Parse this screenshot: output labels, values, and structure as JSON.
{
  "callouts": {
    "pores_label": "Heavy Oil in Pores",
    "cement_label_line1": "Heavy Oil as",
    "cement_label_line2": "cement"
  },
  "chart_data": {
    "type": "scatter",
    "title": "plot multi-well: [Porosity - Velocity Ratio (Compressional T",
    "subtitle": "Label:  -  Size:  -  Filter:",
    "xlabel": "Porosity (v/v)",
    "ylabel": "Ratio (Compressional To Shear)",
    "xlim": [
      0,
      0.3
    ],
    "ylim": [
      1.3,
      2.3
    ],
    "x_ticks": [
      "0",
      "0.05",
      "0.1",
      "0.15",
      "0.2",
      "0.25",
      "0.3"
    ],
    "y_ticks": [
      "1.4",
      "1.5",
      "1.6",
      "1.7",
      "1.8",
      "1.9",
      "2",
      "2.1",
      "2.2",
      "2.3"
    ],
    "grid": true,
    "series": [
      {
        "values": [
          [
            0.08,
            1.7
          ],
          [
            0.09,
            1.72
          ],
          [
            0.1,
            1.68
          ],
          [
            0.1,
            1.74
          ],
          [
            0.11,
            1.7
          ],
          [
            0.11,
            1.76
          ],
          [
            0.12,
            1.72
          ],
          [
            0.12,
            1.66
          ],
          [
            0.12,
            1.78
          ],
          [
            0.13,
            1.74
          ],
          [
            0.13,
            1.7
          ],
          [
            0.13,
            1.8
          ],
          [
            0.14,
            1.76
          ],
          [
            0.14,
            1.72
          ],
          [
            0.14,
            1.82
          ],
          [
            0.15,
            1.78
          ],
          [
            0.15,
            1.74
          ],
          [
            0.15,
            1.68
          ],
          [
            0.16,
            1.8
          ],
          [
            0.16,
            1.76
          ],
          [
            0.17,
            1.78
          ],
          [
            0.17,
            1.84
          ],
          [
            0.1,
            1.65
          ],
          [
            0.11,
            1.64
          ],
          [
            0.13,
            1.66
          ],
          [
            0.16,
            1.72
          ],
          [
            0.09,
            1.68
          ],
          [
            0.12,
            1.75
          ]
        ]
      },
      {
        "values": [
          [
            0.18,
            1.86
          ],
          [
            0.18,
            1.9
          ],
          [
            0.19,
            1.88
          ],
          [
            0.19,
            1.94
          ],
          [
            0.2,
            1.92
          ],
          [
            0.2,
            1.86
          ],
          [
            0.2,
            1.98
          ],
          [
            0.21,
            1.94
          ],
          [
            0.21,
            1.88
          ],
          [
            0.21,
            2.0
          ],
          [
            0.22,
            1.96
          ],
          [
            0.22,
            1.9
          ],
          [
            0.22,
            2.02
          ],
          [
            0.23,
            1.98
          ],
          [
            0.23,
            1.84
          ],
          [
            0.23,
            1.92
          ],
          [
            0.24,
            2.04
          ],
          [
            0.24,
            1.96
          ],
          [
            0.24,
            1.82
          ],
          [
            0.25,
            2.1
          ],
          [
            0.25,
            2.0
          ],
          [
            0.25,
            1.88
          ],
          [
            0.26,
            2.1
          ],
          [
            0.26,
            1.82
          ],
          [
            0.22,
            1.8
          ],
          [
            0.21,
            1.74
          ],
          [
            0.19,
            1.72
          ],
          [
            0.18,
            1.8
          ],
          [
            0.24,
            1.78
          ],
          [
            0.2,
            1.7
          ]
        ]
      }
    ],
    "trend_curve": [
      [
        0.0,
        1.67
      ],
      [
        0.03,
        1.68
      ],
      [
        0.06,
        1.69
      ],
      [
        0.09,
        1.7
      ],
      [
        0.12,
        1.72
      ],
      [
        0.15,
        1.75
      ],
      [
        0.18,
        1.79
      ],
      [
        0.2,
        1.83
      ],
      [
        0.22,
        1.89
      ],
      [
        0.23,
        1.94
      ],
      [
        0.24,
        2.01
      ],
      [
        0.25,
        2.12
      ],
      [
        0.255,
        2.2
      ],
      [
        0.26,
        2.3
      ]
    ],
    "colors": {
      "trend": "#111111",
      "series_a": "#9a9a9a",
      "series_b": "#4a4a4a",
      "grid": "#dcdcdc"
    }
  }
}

—————

■ Work instructions
Copy each line of the listing that includes "Ratio".

■ Finished answer
    "title": "plot multi-well: [Porosity - Velocity Ratio (Compressional T",
    "ylabel": "Ratio (Compressional To Shear)",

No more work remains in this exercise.